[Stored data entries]

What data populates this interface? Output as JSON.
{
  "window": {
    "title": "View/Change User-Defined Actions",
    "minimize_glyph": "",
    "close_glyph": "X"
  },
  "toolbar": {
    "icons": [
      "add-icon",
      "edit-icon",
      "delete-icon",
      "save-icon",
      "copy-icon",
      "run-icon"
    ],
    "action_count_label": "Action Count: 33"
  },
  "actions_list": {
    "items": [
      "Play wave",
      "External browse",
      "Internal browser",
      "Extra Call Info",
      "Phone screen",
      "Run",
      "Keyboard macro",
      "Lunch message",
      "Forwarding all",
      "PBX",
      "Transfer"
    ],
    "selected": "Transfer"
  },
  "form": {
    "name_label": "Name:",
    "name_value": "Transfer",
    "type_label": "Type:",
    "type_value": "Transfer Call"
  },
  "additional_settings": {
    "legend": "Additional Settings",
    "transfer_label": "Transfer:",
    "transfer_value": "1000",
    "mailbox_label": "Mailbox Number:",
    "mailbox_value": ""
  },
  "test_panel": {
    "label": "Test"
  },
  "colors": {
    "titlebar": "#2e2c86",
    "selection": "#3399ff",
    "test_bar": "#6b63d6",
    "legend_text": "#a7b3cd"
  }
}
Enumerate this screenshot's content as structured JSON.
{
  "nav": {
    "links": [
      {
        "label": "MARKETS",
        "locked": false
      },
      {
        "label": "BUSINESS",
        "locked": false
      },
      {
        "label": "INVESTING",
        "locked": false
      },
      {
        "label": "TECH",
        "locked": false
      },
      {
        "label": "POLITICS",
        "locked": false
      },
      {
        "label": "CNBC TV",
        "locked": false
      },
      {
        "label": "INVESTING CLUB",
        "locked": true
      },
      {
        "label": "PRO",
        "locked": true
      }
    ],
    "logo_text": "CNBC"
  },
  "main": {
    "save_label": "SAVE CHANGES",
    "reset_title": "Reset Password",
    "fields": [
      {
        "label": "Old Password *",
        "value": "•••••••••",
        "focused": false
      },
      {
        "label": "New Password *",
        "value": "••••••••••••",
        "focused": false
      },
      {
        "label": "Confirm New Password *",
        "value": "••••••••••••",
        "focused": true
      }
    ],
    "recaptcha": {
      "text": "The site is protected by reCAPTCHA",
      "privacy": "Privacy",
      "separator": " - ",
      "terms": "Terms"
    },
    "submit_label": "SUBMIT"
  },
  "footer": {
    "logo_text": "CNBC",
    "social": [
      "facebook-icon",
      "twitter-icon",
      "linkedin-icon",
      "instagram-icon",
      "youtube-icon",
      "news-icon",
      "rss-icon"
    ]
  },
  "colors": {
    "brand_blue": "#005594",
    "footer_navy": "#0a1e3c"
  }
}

* _Written problem_: Every entry should be output exactly as written, please.

* _Exercise answer_:
What data populates this interface? Output as JSON.
{
  "window": {
    "title": "View/Change User-Defined Actions",
    "minimize_glyph": "",
    "close_glyph": "X"
  },
  "toolbar": {
    "icons": [
      "add-icon",
      "edit-icon",
      "delete-icon",
      "save-icon",
      "copy-icon",
      "run-icon"
    ],
    "action_count_label": "Action Count: 33"
  },
  "actions_list": {
    "items": [
      "Play wave",
      "External browse",
      "Internal browser",
      "Extra Call Info",
      "Phone screen",
      "Run",
      "Keyboard macro",
      "Lunch message",
      "Forwarding all",
      "PBX",
      "Transfer"
    ],
    "selected": "Transfer"
  },
  "form": {
    "name_label": "Name:",
    "name_value": "Transfer",
    "type_label": "Type:",
    "type_value": "Transfer Call"
  },
  "additional_settings": {
    "legend": "Additional Settings",
    "transfer_label": "Transfer:",
    "transfer_value": "1000",
    "mailbox_label": "Mailbox Number:",
    "mailbox_value": ""
  },
  "test_panel": {
    "label": "Test"
  },
  "colors": {
    "titlebar": "#2e2c86",
    "selection": "#3399ff",
    "test_bar": "#6b63d6",
    "legend_text": "#a7b3cd"
  }
}
Enumerate this screenshot's content as structured JSON.
{
  "nav": {
    "links": [
      {
        "label": "MARKETS",
        "locked": false
      },
      {
        "label": "BUSINESS",
        "locked": false
      },
      {
        "label": "INVESTING",
        "locked": false
      },
      {
        "label": "TECH",
        "locked": false
      },
      {
        "label": "POLITICS",
        "locked": false
      },
      {
        "label": "CNBC TV",
        "locked": false
      },
      {
        "label": "INVESTING CLUB",
        "locked": true
      },
      {
        "label": "PRO",
        "locked": true
      }
    ],
    "logo_text": "CNBC"
  },
  "main": {
    "save_label": "SAVE CHANGES",
    "reset_title": "Reset Password",
    "fields": [
      {
        "label": "Old Password *",
        "value": "•••••••••",
        "focused": false
      },
      {
        "label": "New Password *",
        "value": "••••••••••••",
        "focused": false
      },
      {
        "label": "Confirm New Password *",
        "value": "••••••••••••",
        "focused": true
      }
    ],
    "recaptcha": {
      "text": "The site is protected by reCAPTCHA",
      "privacy": "Privacy",
      "separator": " - ",
      "terms": "Terms"
    },
    "submit_label": "SUBMIT"
  },
  "footer": {
    "logo_text": "CNBC",
    "social": [
      "facebook-icon",
      "twitter-icon",
      "linkedin-icon",
      "instagram-icon",
      "youtube-icon",
      "news-icon",
      "rss-icon"
    ]
  },
  "colors": {
    "brand_blue": "#005594",
    "footer_navy": "#0a1e3c"
  }
}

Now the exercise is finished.